| What you have to do |
In the copy, include every entry exactly but none of the pictures.

| Provided records |
=-=-=

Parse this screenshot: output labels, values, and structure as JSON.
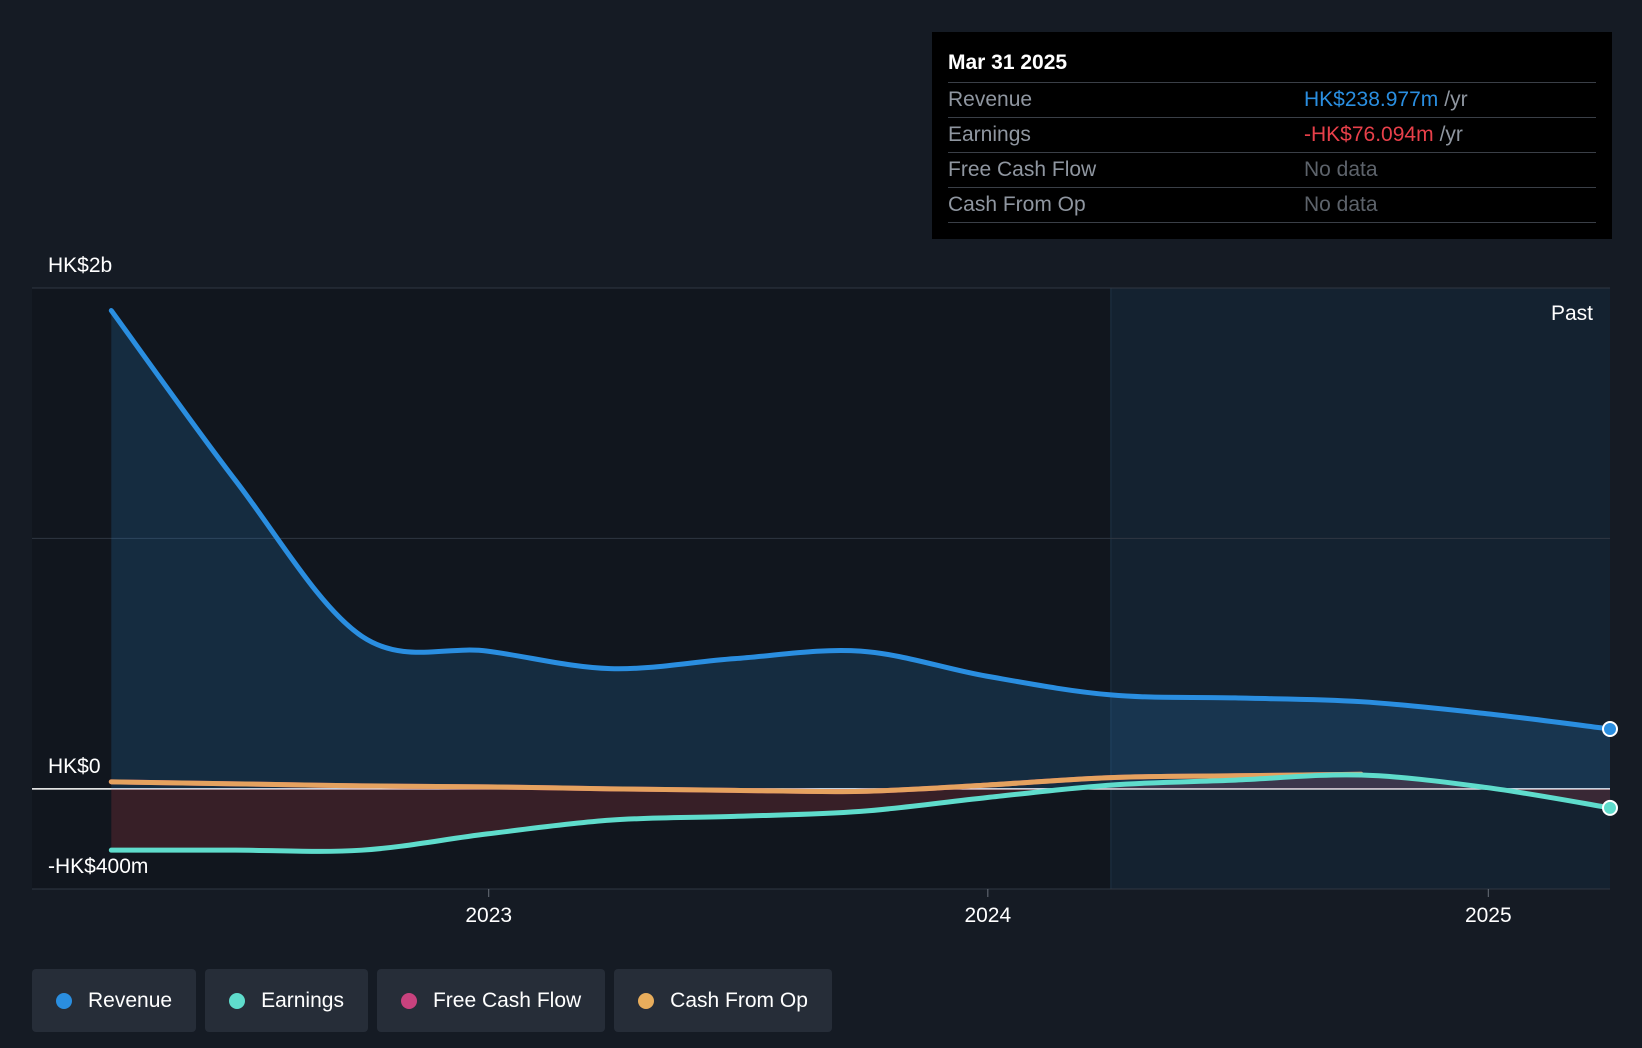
{
  "tooltip": {
    "date": "Mar 31 2025",
    "rows": [
      {
        "label": "Revenue",
        "value": "HK$238.977m",
        "unit": "/yr",
        "color": "#2a8ee0"
      },
      {
        "label": "Earnings",
        "value": "-HK$76.094m",
        "unit": "/yr",
        "color": "#e8404a"
      },
      {
        "label": "Free Cash Flow",
        "value": "No data",
        "unit": ""
      },
      {
        "label": "Cash From Op",
        "value": "No data",
        "unit": ""
      }
    ]
  },
  "legend": [
    {
      "label": "Revenue",
      "color": "#2a8ee0"
    },
    {
      "label": "Earnings",
      "color": "#5fdccc"
    },
    {
      "label": "Free Cash Flow",
      "color": "#c8427e"
    },
    {
      "label": "Cash From Op",
      "color": "#e8ad5c"
    }
  ],
  "chart_data": {
    "type": "line",
    "ylim": [
      -400,
      2000
    ],
    "y_tick_labels": [
      {
        "value": 2000,
        "label": "HK$2b"
      },
      {
        "value": 0,
        "label": "HK$0"
      },
      {
        "value": -400,
        "label": "-HK$400m"
      }
    ],
    "xlim": [
      "2022-02-01",
      "2025-03-31"
    ],
    "x_ticks": [
      {
        "date": "2023-01-01",
        "label": "2023"
      },
      {
        "date": "2024-01-01",
        "label": "2024"
      },
      {
        "date": "2025-01-01",
        "label": "2025"
      }
    ],
    "past_label": "Past",
    "past_start": "2024-03-31",
    "series": [
      {
        "name": "Revenue",
        "color": "#2a8ee0",
        "points": [
          [
            "2022-03-31",
            1910
          ],
          [
            "2022-06-30",
            1230
          ],
          [
            "2022-09-30",
            610
          ],
          [
            "2022-12-31",
            550
          ],
          [
            "2023-03-31",
            480
          ],
          [
            "2023-06-30",
            520
          ],
          [
            "2023-09-30",
            550
          ],
          [
            "2023-12-31",
            450
          ],
          [
            "2024-03-31",
            375
          ],
          [
            "2024-06-30",
            363
          ],
          [
            "2024-09-30",
            348
          ],
          [
            "2024-12-31",
            300
          ],
          [
            "2025-03-31",
            239
          ]
        ]
      },
      {
        "name": "Earnings",
        "color": "#5fdccc",
        "points": [
          [
            "2022-03-31",
            -245
          ],
          [
            "2022-06-30",
            -245
          ],
          [
            "2022-09-30",
            -245
          ],
          [
            "2022-12-31",
            -180
          ],
          [
            "2023-03-31",
            -125
          ],
          [
            "2023-06-30",
            -110
          ],
          [
            "2023-09-30",
            -90
          ],
          [
            "2023-12-31",
            -35
          ],
          [
            "2024-03-31",
            15
          ],
          [
            "2024-06-30",
            35
          ],
          [
            "2024-09-30",
            55
          ],
          [
            "2024-12-31",
            5
          ],
          [
            "2025-03-31",
            -76
          ]
        ]
      },
      {
        "name": "Cash From Op",
        "color": "#e8ad5c",
        "points": [
          [
            "2022-03-31",
            28
          ],
          [
            "2022-06-30",
            20
          ],
          [
            "2022-09-30",
            12
          ],
          [
            "2022-12-31",
            8
          ],
          [
            "2023-03-31",
            0
          ],
          [
            "2023-06-30",
            -6
          ],
          [
            "2023-09-30",
            -10
          ],
          [
            "2023-12-31",
            15
          ],
          [
            "2024-03-31",
            45
          ],
          [
            "2024-06-30",
            52
          ],
          [
            "2024-09-30",
            58
          ]
        ]
      },
      {
        "name": "Free Cash Flow",
        "color": "#c8427e",
        "points": [
          [
            "2022-03-31",
            28
          ],
          [
            "2022-06-30",
            20
          ],
          [
            "2022-09-30",
            12
          ],
          [
            "2022-12-31",
            8
          ],
          [
            "2023-03-31",
            0
          ],
          [
            "2023-06-30",
            -6
          ],
          [
            "2023-09-30",
            -10
          ],
          [
            "2023-12-31",
            15
          ],
          [
            "2024-03-31",
            45
          ],
          [
            "2024-06-30",
            52
          ],
          [
            "2024-09-30",
            58
          ]
        ]
      }
    ]
  }
}
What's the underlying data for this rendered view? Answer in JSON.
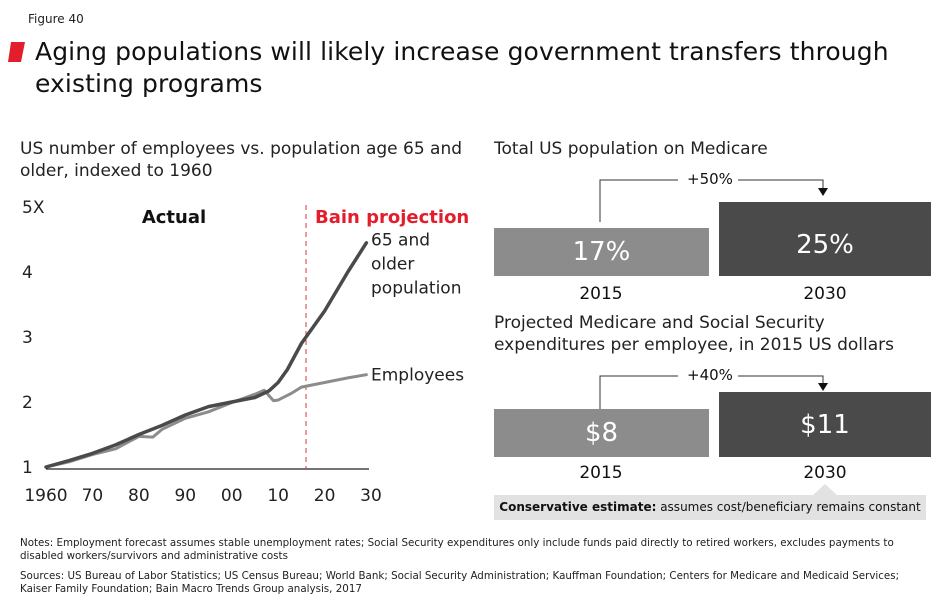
{
  "figure_label": "Figure 40",
  "title": "Aging populations will likely increase government transfers through existing programs",
  "colors": {
    "accent": "#e31d2b",
    "dark": "#4a4a4a",
    "light": "#8c8c8c",
    "projection_line": "#d23b3b",
    "estimate_bg": "#e2e2e2"
  },
  "chart_data": [
    {
      "type": "line",
      "title": "US number of employees vs. population age 65 and older, indexed to 1960",
      "xlabel": "",
      "ylabel": "",
      "xlim": [
        1960,
        2030
      ],
      "ylim": [
        1,
        5
      ],
      "x_ticks": [
        1960,
        1970,
        1980,
        1990,
        2000,
        2010,
        2020,
        2030
      ],
      "x_tick_labels": [
        "1960",
        "70",
        "80",
        "90",
        "00",
        "10",
        "20",
        "30"
      ],
      "y_ticks": [
        1,
        2,
        3,
        4,
        5
      ],
      "y_tick_labels": [
        "1",
        "2",
        "3",
        "4",
        "5X"
      ],
      "annotations": {
        "actual": "Actual",
        "projection": "Bain projection",
        "projection_start": 2016
      },
      "series": [
        {
          "name": "65 and older population",
          "label_lines": [
            "65 and",
            "older",
            "population"
          ],
          "x": [
            1960,
            1965,
            1970,
            1975,
            1980,
            1985,
            1990,
            1995,
            2000,
            2005,
            2008,
            2010,
            2012,
            2015,
            2020,
            2025,
            2029
          ],
          "values": [
            1.0,
            1.1,
            1.21,
            1.34,
            1.5,
            1.64,
            1.8,
            1.93,
            2.0,
            2.07,
            2.17,
            2.3,
            2.5,
            2.9,
            3.4,
            4.0,
            4.45
          ]
        },
        {
          "name": "Employees",
          "label_lines": [
            "Employees"
          ],
          "x": [
            1960,
            1965,
            1970,
            1975,
            1980,
            1983,
            1985,
            1990,
            1995,
            2000,
            2005,
            2007,
            2009,
            2010,
            2013,
            2015,
            2020,
            2025,
            2029
          ],
          "values": [
            1.0,
            1.08,
            1.19,
            1.28,
            1.47,
            1.46,
            1.58,
            1.75,
            1.85,
            1.99,
            2.12,
            2.18,
            2.02,
            2.03,
            2.14,
            2.23,
            2.3,
            2.37,
            2.42
          ]
        }
      ]
    },
    {
      "type": "bar",
      "title": "Total US population on Medicare",
      "categories": [
        "2015",
        "2030"
      ],
      "values": [
        17,
        25
      ],
      "value_labels": [
        "17%",
        "25%"
      ],
      "change_label": "+50%"
    },
    {
      "type": "bar",
      "title": "Projected Medicare and Social Security expenditures per employee, in 2015 US dollars",
      "categories": [
        "2015",
        "2030"
      ],
      "values": [
        8,
        11
      ],
      "value_labels": [
        "$8",
        "$11"
      ],
      "change_label": "+40%"
    }
  ],
  "estimate": {
    "bold": "Conservative estimate:",
    "text": " assumes cost/beneficiary remains constant"
  },
  "notes": [
    "Notes: Employment forecast assumes stable unemployment rates; Social Security expenditures only include funds paid directly to retired workers, excludes payments to disabled workers/survivors and administrative costs",
    "Sources: US Bureau of Labor Statistics; US Census Bureau; World Bank; Social Security Administration; Kauffman Foundation; Centers for Medicare and Medicaid Services; Kaiser Family Foundation; Bain Macro Trends Group analysis, 2017"
  ]
}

=-=-=

| Solution to the problem |
Parse this screenshot: output labels, values, and structure as JSON.
{
  "tooltip": {
    "date": "Mar 31 2025",
    "rows": [
      {
        "label": "Revenue",
        "value": "HK$238.977m",
        "unit": "/yr",
        "color": "#2a8ee0"
      },
      {
        "label": "Earnings",
        "value": "-HK$76.094m",
        "unit": "/yr",
        "color": "#e8404a"
      },
      {
        "label": "Free Cash Flow",
        "value": "No data",
        "unit": ""
      },
      {
        "label": "Cash From Op",
        "value": "No data",
        "unit": ""
      }
    ]
  },
  "legend": [
    {
      "label": "Revenue",
      "color": "#2a8ee0"
    },
    {
      "label": "Earnings",
      "color": "#5fdccc"
    },
    {
      "label": "Free Cash Flow",
      "color": "#c8427e"
    },
    {
      "label": "Cash From Op",
      "color": "#e8ad5c"
    }
  ],
  "chart_data": {
    "type": "line",
    "ylim": [
      -400,
      2000
    ],
    "y_tick_labels": [
      {
        "value": 2000,
        "label": "HK$2b"
      },
      {
        "value": 0,
        "label": "HK$0"
      },
      {
        "value": -400,
        "label": "-HK$400m"
      }
    ],
    "xlim": [
      "2022-02-01",
      "2025-03-31"
    ],
    "x_ticks": [
      {
        "date": "2023-01-01",
        "label": "2023"
      },
      {
        "date": "2024-01-01",
        "label": "2024"
      },
      {
        "date": "2025-01-01",
        "label": "2025"
      }
    ],
    "past_label": "Past",
    "past_start": "2024-03-31",
    "series": [
      {
        "name": "Revenue",
        "color": "#2a8ee0",
        "points": [
          [
            "2022-03-31",
            1910
          ],
          [
            "2022-06-30",
            1230
          ],
          [
            "2022-09-30",
            610
          ],
          [
            "2022-12-31",
            550
          ],
          [
            "2023-03-31",
            480
          ],
          [
            "2023-06-30",
            520
          ],
          [
            "2023-09-30",
            550
          ],
          [
            "2023-12-31",
            450
          ],
          [
            "2024-03-31",
            375
          ],
          [
            "2024-06-30",
            363
          ],
          [
            "2024-09-30",
            348
          ],
          [
            "2024-12-31",
            300
          ],
          [
            "2025-03-31",
            239
          ]
        ]
      },
      {
        "name": "Earnings",
        "color": "#5fdccc",
        "points": [
          [
            "2022-03-31",
            -245
          ],
          [
            "2022-06-30",
            -245
          ],
          [
            "2022-09-30",
            -245
          ],
          [
            "2022-12-31",
            -180
          ],
          [
            "2023-03-31",
            -125
          ],
          [
            "2023-06-30",
            -110
          ],
          [
            "2023-09-30",
            -90
          ],
          [
            "2023-12-31",
            -35
          ],
          [
            "2024-03-31",
            15
          ],
          [
            "2024-06-30",
            35
          ],
          [
            "2024-09-30",
            55
          ],
          [
            "2024-12-31",
            5
          ],
          [
            "2025-03-31",
            -76
          ]
        ]
      },
      {
        "name": "Cash From Op",
        "color": "#e8ad5c",
        "points": [
          [
            "2022-03-31",
            28
          ],
          [
            "2022-06-30",
            20
          ],
          [
            "2022-09-30",
            12
          ],
          [
            "2022-12-31",
            8
          ],
          [
            "2023-03-31",
            0
          ],
          [
            "2023-06-30",
            -6
          ],
          [
            "2023-09-30",
            -10
          ],
          [
            "2023-12-31",
            15
          ],
          [
            "2024-03-31",
            45
          ],
          [
            "2024-06-30",
            52
          ],
          [
            "2024-09-30",
            58
          ]
        ]
      },
      {
        "name": "Free Cash Flow",
        "color": "#c8427e",
        "points": [
          [
            "2022-03-31",
            28
          ],
          [
            "2022-06-30",
            20
          ],
          [
            "2022-09-30",
            12
          ],
          [
            "2022-12-31",
            8
          ],
          [
            "2023-03-31",
            0
          ],
          [
            "2023-06-30",
            -6
          ],
          [
            "2023-09-30",
            -10
          ],
          [
            "2023-12-31",
            15
          ],
          [
            "2024-03-31",
            45
          ],
          [
            "2024-06-30",
            52
          ],
          [
            "2024-09-30",
            58
          ]
        ]
      }
    ]
  }
}
What's the underlying data for this rendered view? Answer in JSON.
{
  "figure_label": "Figure 40",
  "title": "Aging populations will likely increase government transfers through existing programs",
  "colors": {
    "accent": "#e31d2b",
    "dark": "#4a4a4a",
    "light": "#8c8c8c",
    "projection_line": "#d23b3b",
    "estimate_bg": "#e2e2e2"
  },
  "chart_data": [
    {
      "type": "line",
      "title": "US number of employees vs. population age 65 and older, indexed to 1960",
      "xlabel": "",
      "ylabel": "",
      "xlim": [
        1960,
        2030
      ],
      "ylim": [
        1,
        5
      ],
      "x_ticks": [
        1960,
        1970,
        1980,
        1990,
        2000,
        2010,
        2020,
        2030
      ],
      "x_tick_labels": [
        "1960",
        "70",
        "80",
        "90",
        "00",
        "10",
        "20",
        "30"
      ],
      "y_ticks": [
        1,
        2,
        3,
        4,
        5
      ],
      "y_tick_labels": [
        "1",
        "2",
        "3",
        "4",
        "5X"
      ],
      "annotations": {
        "actual": "Actual",
        "projection": "Bain projection",
        "projection_start": 2016
      },
      "series": [
        {
          "name": "65 and older population",
          "label_lines": [
            "65 and",
            "older",
            "population"
          ],
          "x": [
            1960,
            1965,
            1970,
            1975,
            1980,
            1985,
            1990,
            1995,
            2000,
            2005,
            2008,
            2010,
            2012,
            2015,
            2020,
            2025,
            2029
          ],
          "values": [
            1.0,
            1.1,
            1.21,
            1.34,
            1.5,
            1.64,
            1.8,
            1.93,
            2.0,
            2.07,
            2.17,
            2.3,
            2.5,
            2.9,
            3.4,
            4.0,
            4.45
          ]
        },
        {
          "name": "Employees",
          "label_lines": [
            "Employees"
          ],
          "x": [
            1960,
            1965,
            1970,
            1975,
            1980,
            1983,
            1985,
            1990,
            1995,
            2000,
            2005,
            2007,
            2009,
            2010,
            2013,
            2015,
            2020,
            2025,
            2029
          ],
          "values": [
            1.0,
            1.08,
            1.19,
            1.28,
            1.47,
            1.46,
            1.58,
            1.75,
            1.85,
            1.99,
            2.12,
            2.18,
            2.02,
            2.03,
            2.14,
            2.23,
            2.3,
            2.37,
            2.42
          ]
        }
      ]
    },
    {
      "type": "bar",
      "title": "Total US population on Medicare",
      "categories": [
        "2015",
        "2030"
      ],
      "values": [
        17,
        25
      ],
      "value_labels": [
        "17%",
        "25%"
      ],
      "change_label": "+50%"
    },
    {
      "type": "bar",
      "title": "Projected Medicare and Social Security expenditures per employee, in 2015 US dollars",
      "categories": [
        "2015",
        "2030"
      ],
      "values": [
        8,
        11
      ],
      "value_labels": [
        "$8",
        "$11"
      ],
      "change_label": "+40%"
    }
  ],
  "estimate": {
    "bold": "Conservative estimate:",
    "text": " assumes cost/beneficiary remains constant"
  },
  "notes": [
    "Notes: Employment forecast assumes stable unemployment rates; Social Security expenditures only include funds paid directly to retired workers, excludes payments to disabled workers/survivors and administrative costs",
    "Sources: US Bureau of Labor Statistics; US Census Bureau; World Bank; Social Security Administration; Kauffman Foundation; Centers for Medicare and Medicaid Services; Kaiser Family Foundation; Bain Macro Trends Group analysis, 2017"
  ]
}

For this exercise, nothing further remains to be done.